RECORD EXCERPTS.
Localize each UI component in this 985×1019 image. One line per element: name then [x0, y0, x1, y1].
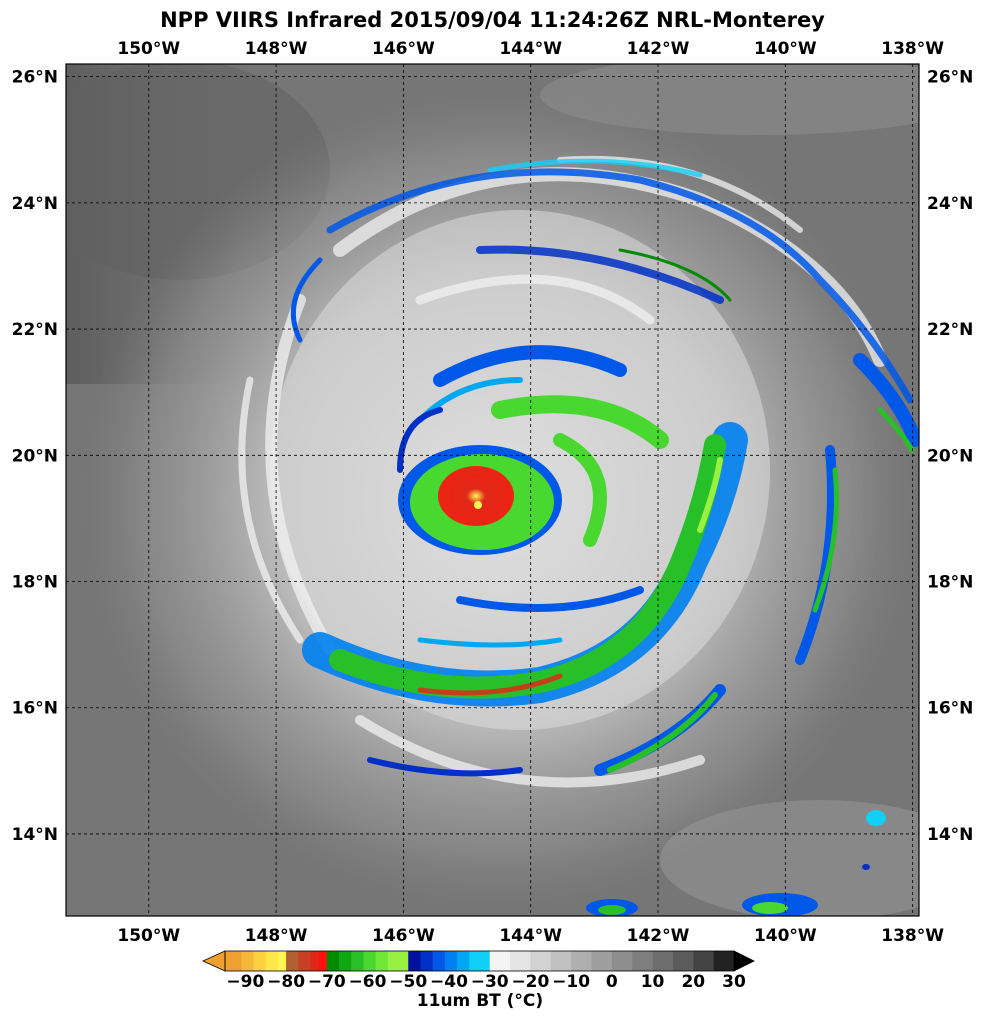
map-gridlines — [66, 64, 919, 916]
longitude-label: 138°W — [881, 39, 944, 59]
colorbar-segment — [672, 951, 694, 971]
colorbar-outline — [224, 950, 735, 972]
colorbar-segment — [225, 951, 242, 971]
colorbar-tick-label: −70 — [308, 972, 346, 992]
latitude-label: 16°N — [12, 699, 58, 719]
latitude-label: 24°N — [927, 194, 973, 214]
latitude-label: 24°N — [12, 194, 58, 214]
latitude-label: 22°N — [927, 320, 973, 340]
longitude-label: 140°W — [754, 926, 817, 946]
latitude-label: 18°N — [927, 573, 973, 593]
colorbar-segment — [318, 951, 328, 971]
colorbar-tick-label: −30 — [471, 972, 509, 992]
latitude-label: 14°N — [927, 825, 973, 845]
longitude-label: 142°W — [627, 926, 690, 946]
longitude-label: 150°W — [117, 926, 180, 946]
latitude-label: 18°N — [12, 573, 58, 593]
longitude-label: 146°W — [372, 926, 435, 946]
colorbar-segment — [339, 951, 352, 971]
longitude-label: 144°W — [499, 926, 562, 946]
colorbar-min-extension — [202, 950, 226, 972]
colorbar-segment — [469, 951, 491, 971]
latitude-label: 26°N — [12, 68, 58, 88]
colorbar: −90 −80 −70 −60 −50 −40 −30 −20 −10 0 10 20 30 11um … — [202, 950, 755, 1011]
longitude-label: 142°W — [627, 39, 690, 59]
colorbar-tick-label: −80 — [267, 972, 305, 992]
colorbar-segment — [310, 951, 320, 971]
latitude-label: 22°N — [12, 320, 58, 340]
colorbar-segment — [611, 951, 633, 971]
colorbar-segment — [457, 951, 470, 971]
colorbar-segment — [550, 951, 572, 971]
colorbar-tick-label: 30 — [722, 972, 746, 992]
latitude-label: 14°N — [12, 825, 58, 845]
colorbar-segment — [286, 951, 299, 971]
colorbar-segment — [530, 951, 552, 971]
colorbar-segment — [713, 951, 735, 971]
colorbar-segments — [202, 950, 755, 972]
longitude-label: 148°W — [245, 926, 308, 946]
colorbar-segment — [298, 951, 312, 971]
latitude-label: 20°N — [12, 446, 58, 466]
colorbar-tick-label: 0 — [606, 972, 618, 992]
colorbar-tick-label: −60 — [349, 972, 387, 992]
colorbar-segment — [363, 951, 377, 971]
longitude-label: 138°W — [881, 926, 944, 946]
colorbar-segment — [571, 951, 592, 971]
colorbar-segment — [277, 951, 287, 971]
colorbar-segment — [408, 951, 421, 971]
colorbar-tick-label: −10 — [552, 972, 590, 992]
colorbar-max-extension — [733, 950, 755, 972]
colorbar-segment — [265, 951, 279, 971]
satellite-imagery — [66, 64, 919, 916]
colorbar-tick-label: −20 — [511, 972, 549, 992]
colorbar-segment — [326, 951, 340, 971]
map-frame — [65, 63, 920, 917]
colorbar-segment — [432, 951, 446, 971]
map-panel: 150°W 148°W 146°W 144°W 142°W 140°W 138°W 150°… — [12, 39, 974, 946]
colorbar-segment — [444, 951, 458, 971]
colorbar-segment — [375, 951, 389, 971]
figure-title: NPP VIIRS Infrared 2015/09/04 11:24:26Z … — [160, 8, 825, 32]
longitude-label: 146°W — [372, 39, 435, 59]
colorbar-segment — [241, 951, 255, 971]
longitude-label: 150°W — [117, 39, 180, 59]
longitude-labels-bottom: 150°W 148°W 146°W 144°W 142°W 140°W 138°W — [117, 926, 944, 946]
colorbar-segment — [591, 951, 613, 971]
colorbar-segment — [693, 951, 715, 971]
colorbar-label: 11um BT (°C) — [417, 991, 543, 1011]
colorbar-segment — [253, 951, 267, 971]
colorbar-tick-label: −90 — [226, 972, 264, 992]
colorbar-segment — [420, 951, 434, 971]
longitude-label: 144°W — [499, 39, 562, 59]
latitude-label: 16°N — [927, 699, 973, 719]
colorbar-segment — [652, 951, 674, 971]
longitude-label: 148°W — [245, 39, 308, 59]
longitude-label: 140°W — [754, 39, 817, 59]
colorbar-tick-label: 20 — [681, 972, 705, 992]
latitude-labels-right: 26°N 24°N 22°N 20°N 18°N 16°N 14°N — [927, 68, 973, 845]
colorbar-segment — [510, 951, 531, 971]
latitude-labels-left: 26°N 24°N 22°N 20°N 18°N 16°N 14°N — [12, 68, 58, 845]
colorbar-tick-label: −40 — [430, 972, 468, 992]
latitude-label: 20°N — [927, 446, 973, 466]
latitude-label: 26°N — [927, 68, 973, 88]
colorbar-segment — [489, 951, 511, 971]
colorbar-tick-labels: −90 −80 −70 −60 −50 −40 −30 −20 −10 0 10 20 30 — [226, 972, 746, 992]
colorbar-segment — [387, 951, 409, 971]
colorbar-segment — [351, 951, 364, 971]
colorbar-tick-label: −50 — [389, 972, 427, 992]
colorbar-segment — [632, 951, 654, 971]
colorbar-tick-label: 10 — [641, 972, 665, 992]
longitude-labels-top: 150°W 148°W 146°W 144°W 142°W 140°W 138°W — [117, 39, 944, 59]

WRITTEN EXERCISE.
Copy the entries above word for word, leaving out the picture.

ANSWER TO THIS PROBLEM.
Localize each UI component in this 985×1019 image. One line per element: name then [x0, y0, x1, y1].
map-gridlines — [66, 64, 919, 916]
longitude-label: 138°W — [881, 39, 944, 59]
colorbar-segment — [672, 951, 694, 971]
colorbar-outline — [224, 950, 735, 972]
colorbar-segment — [225, 951, 242, 971]
colorbar-tick-label: −70 — [308, 972, 346, 992]
latitude-label: 16°N — [12, 699, 58, 719]
latitude-label: 24°N — [927, 194, 973, 214]
latitude-label: 24°N — [12, 194, 58, 214]
latitude-label: 22°N — [927, 320, 973, 340]
longitude-label: 140°W — [754, 926, 817, 946]
latitude-label: 18°N — [927, 573, 973, 593]
colorbar-segment — [318, 951, 328, 971]
colorbar-tick-label: −30 — [471, 972, 509, 992]
latitude-label: 14°N — [927, 825, 973, 845]
longitude-label: 142°W — [627, 926, 690, 946]
longitude-label: 150°W — [117, 926, 180, 946]
latitude-label: 18°N — [12, 573, 58, 593]
longitude-label: 146°W — [372, 926, 435, 946]
colorbar-segment — [339, 951, 352, 971]
longitude-label: 144°W — [499, 926, 562, 946]
colorbar-min-extension — [202, 950, 226, 972]
colorbar-segment — [469, 951, 491, 971]
latitude-label: 26°N — [12, 68, 58, 88]
colorbar: −90 −80 −70 −60 −50 −40 −30 −20 −10 0 10 20 30 11um … — [202, 950, 755, 1011]
longitude-label: 142°W — [627, 39, 690, 59]
colorbar-tick-label: −80 — [267, 972, 305, 992]
colorbar-segment — [310, 951, 320, 971]
latitude-label: 22°N — [12, 320, 58, 340]
colorbar-segment — [611, 951, 633, 971]
colorbar-segment — [457, 951, 470, 971]
colorbar-segment — [550, 951, 572, 971]
colorbar-tick-label: 30 — [722, 972, 746, 992]
latitude-label: 14°N — [12, 825, 58, 845]
colorbar-segment — [286, 951, 299, 971]
colorbar-segment — [530, 951, 552, 971]
colorbar-segment — [713, 951, 735, 971]
colorbar-segments — [202, 950, 755, 972]
longitude-label: 148°W — [245, 926, 308, 946]
colorbar-segment — [298, 951, 312, 971]
latitude-label: 20°N — [12, 446, 58, 466]
colorbar-tick-label: 0 — [606, 972, 618, 992]
colorbar-tick-label: −60 — [349, 972, 387, 992]
colorbar-segment — [363, 951, 377, 971]
longitude-label: 138°W — [881, 926, 944, 946]
colorbar-segment — [571, 951, 592, 971]
colorbar-segment — [277, 951, 287, 971]
colorbar-segment — [408, 951, 421, 971]
colorbar-tick-label: −10 — [552, 972, 590, 992]
colorbar-max-extension — [733, 950, 755, 972]
colorbar-segment — [265, 951, 279, 971]
satellite-imagery — [66, 64, 919, 916]
colorbar-tick-label: −20 — [511, 972, 549, 992]
colorbar-segment — [326, 951, 340, 971]
map-frame — [65, 63, 920, 917]
colorbar-segment — [432, 951, 446, 971]
map-panel: 150°W 148°W 146°W 144°W 142°W 140°W 138°W 150°… — [12, 39, 974, 946]
colorbar-segment — [444, 951, 458, 971]
colorbar-segment — [375, 951, 389, 971]
figure-title: NPP VIIRS Infrared 2015/09/04 11:24:26Z … — [160, 8, 825, 32]
longitude-label: 146°W — [372, 39, 435, 59]
colorbar-segment — [241, 951, 255, 971]
longitude-label: 150°W — [117, 39, 180, 59]
longitude-labels-bottom: 150°W 148°W 146°W 144°W 142°W 140°W 138°W — [117, 926, 944, 946]
colorbar-segment — [591, 951, 613, 971]
colorbar-segment — [693, 951, 715, 971]
colorbar-label: 11um BT (°C) — [417, 991, 543, 1011]
colorbar-segment — [253, 951, 267, 971]
colorbar-tick-label: −90 — [226, 972, 264, 992]
colorbar-segment — [420, 951, 434, 971]
longitude-label: 144°W — [499, 39, 562, 59]
latitude-label: 16°N — [927, 699, 973, 719]
colorbar-segment — [652, 951, 674, 971]
longitude-label: 148°W — [245, 39, 308, 59]
longitude-label: 140°W — [754, 39, 817, 59]
colorbar-tick-label: 20 — [681, 972, 705, 992]
latitude-labels-right: 26°N 24°N 22°N 20°N 18°N 16°N 14°N — [927, 68, 973, 845]
colorbar-segment — [510, 951, 531, 971]
latitude-labels-left: 26°N 24°N 22°N 20°N 18°N 16°N 14°N — [12, 68, 58, 845]
colorbar-tick-label: −40 — [430, 972, 468, 992]
latitude-label: 20°N — [927, 446, 973, 466]
latitude-label: 26°N — [927, 68, 973, 88]
colorbar-segment — [489, 951, 511, 971]
colorbar-tick-labels: −90 −80 −70 −60 −50 −40 −30 −20 −10 0 10 20 30 — [226, 972, 746, 992]
colorbar-segment — [387, 951, 409, 971]
colorbar-segment — [351, 951, 364, 971]
colorbar-tick-label: −50 — [389, 972, 427, 992]
colorbar-segment — [632, 951, 654, 971]
colorbar-tick-label: 10 — [641, 972, 665, 992]
longitude-labels-top: 150°W 148°W 146°W 144°W 142°W 140°W 138°W — [117, 39, 944, 59]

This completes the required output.